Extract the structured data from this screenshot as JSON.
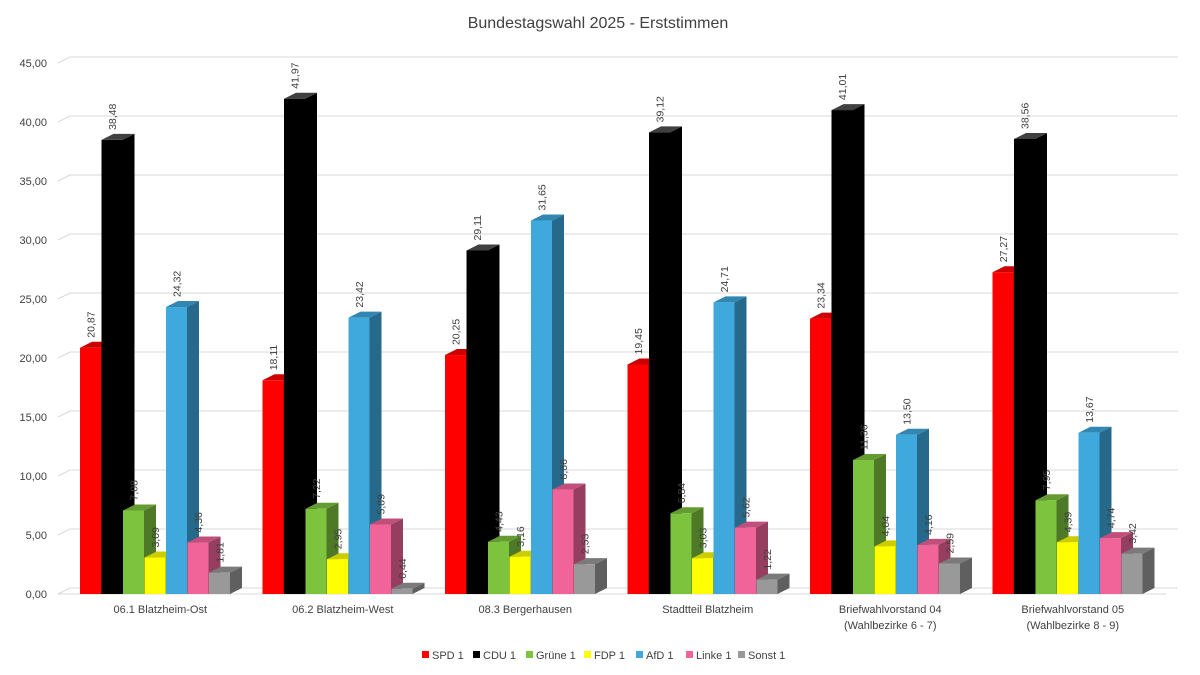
{
  "chart_data": {
    "type": "bar",
    "style": "3d-clustered-column",
    "title": "Bundestagswahl 2025 - Erststimmen",
    "xlabel": "",
    "ylabel": "",
    "ylim": [
      0,
      45
    ],
    "yticks": [
      "0,00",
      "5,00",
      "10,00",
      "15,00",
      "20,00",
      "25,00",
      "30,00",
      "35,00",
      "40,00",
      "45,00"
    ],
    "grid": true,
    "legend_position": "bottom",
    "categories": [
      [
        "06.1 Blatzheim-Ost"
      ],
      [
        "06.2 Blatzheim-West"
      ],
      [
        "08.3 Bergerhausen"
      ],
      [
        "Stadtteil Blatzheim"
      ],
      [
        "Briefwahlvorstand 04",
        "(Wahlbezirke 6 - 7)"
      ],
      [
        "Briefwahlvorstand 05",
        "(Wahlbezirke 8 - 9)"
      ]
    ],
    "series": [
      {
        "name": "SPD 1",
        "color": "#ff0000",
        "values": [
          20.87,
          18.11,
          20.25,
          19.45,
          23.34,
          27.27
        ],
        "labels": [
          "20,87",
          "18,11",
          "20,25",
          "19,45",
          "23,34",
          "27,27"
        ]
      },
      {
        "name": "CDU 1",
        "color": "#000000",
        "values": [
          38.48,
          41.97,
          29.11,
          39.12,
          41.01,
          38.56
        ],
        "labels": [
          "38,48",
          "41,97",
          "29,11",
          "39,12",
          "41,01",
          "38,56"
        ]
      },
      {
        "name": "Grüne 1",
        "color": "#7ec33d",
        "values": [
          7.08,
          7.22,
          4.43,
          6.84,
          11.36,
          7.95
        ],
        "labels": [
          "7,08",
          "7,22",
          "4,43",
          "6,84",
          "11,36",
          "7,95"
        ]
      },
      {
        "name": "FDP 1",
        "color": "#ffff00",
        "values": [
          3.09,
          2.95,
          3.16,
          3.03,
          4.04,
          4.39
        ],
        "labels": [
          "3,09",
          "2,95",
          "3,16",
          "3,03",
          "4,04",
          "4,39"
        ]
      },
      {
        "name": "AfD 1",
        "color": "#3fa9de",
        "values": [
          24.32,
          23.42,
          31.65,
          24.71,
          13.5,
          13.67
        ],
        "labels": [
          "24,32",
          "23,42",
          "31,65",
          "24,71",
          "13,50",
          "13,67"
        ]
      },
      {
        "name": "Linke 1",
        "color": "#f0649a",
        "values": [
          4.36,
          5.89,
          8.86,
          5.62,
          4.16,
          4.74
        ],
        "labels": [
          "4,36",
          "5,89",
          "8,86",
          "5,62",
          "4,16",
          "4,74"
        ]
      },
      {
        "name": "Sonst 1",
        "color": "#999999",
        "values": [
          1.81,
          0.44,
          2.53,
          1.22,
          2.59,
          3.42
        ],
        "labels": [
          "1,81",
          "0,44",
          "2,53",
          "1,22",
          "2,59",
          "3,42"
        ]
      }
    ]
  }
}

------------------------------------------------------------------------

Print the full listing exactly, dropping the pictures.

WRITTEN REPLY →
Extract the structured data from this screenshot as JSON.
{
  "chart_data": {
    "type": "bar",
    "style": "3d-clustered-column",
    "title": "Bundestagswahl 2025 - Erststimmen",
    "xlabel": "",
    "ylabel": "",
    "ylim": [
      0,
      45
    ],
    "yticks": [
      "0,00",
      "5,00",
      "10,00",
      "15,00",
      "20,00",
      "25,00",
      "30,00",
      "35,00",
      "40,00",
      "45,00"
    ],
    "grid": true,
    "legend_position": "bottom",
    "categories": [
      [
        "06.1 Blatzheim-Ost"
      ],
      [
        "06.2 Blatzheim-West"
      ],
      [
        "08.3 Bergerhausen"
      ],
      [
        "Stadtteil Blatzheim"
      ],
      [
        "Briefwahlvorstand 04",
        "(Wahlbezirke 6 - 7)"
      ],
      [
        "Briefwahlvorstand 05",
        "(Wahlbezirke 8 - 9)"
      ]
    ],
    "series": [
      {
        "name": "SPD 1",
        "color": "#ff0000",
        "values": [
          20.87,
          18.11,
          20.25,
          19.45,
          23.34,
          27.27
        ],
        "labels": [
          "20,87",
          "18,11",
          "20,25",
          "19,45",
          "23,34",
          "27,27"
        ]
      },
      {
        "name": "CDU 1",
        "color": "#000000",
        "values": [
          38.48,
          41.97,
          29.11,
          39.12,
          41.01,
          38.56
        ],
        "labels": [
          "38,48",
          "41,97",
          "29,11",
          "39,12",
          "41,01",
          "38,56"
        ]
      },
      {
        "name": "Grüne 1",
        "color": "#7ec33d",
        "values": [
          7.08,
          7.22,
          4.43,
          6.84,
          11.36,
          7.95
        ],
        "labels": [
          "7,08",
          "7,22",
          "4,43",
          "6,84",
          "11,36",
          "7,95"
        ]
      },
      {
        "name": "FDP 1",
        "color": "#ffff00",
        "values": [
          3.09,
          2.95,
          3.16,
          3.03,
          4.04,
          4.39
        ],
        "labels": [
          "3,09",
          "2,95",
          "3,16",
          "3,03",
          "4,04",
          "4,39"
        ]
      },
      {
        "name": "AfD 1",
        "color": "#3fa9de",
        "values": [
          24.32,
          23.42,
          31.65,
          24.71,
          13.5,
          13.67
        ],
        "labels": [
          "24,32",
          "23,42",
          "31,65",
          "24,71",
          "13,50",
          "13,67"
        ]
      },
      {
        "name": "Linke 1",
        "color": "#f0649a",
        "values": [
          4.36,
          5.89,
          8.86,
          5.62,
          4.16,
          4.74
        ],
        "labels": [
          "4,36",
          "5,89",
          "8,86",
          "5,62",
          "4,16",
          "4,74"
        ]
      },
      {
        "name": "Sonst 1",
        "color": "#999999",
        "values": [
          1.81,
          0.44,
          2.53,
          1.22,
          2.59,
          3.42
        ],
        "labels": [
          "1,81",
          "0,44",
          "2,53",
          "1,22",
          "2,59",
          "3,42"
        ]
      }
    ]
  }
}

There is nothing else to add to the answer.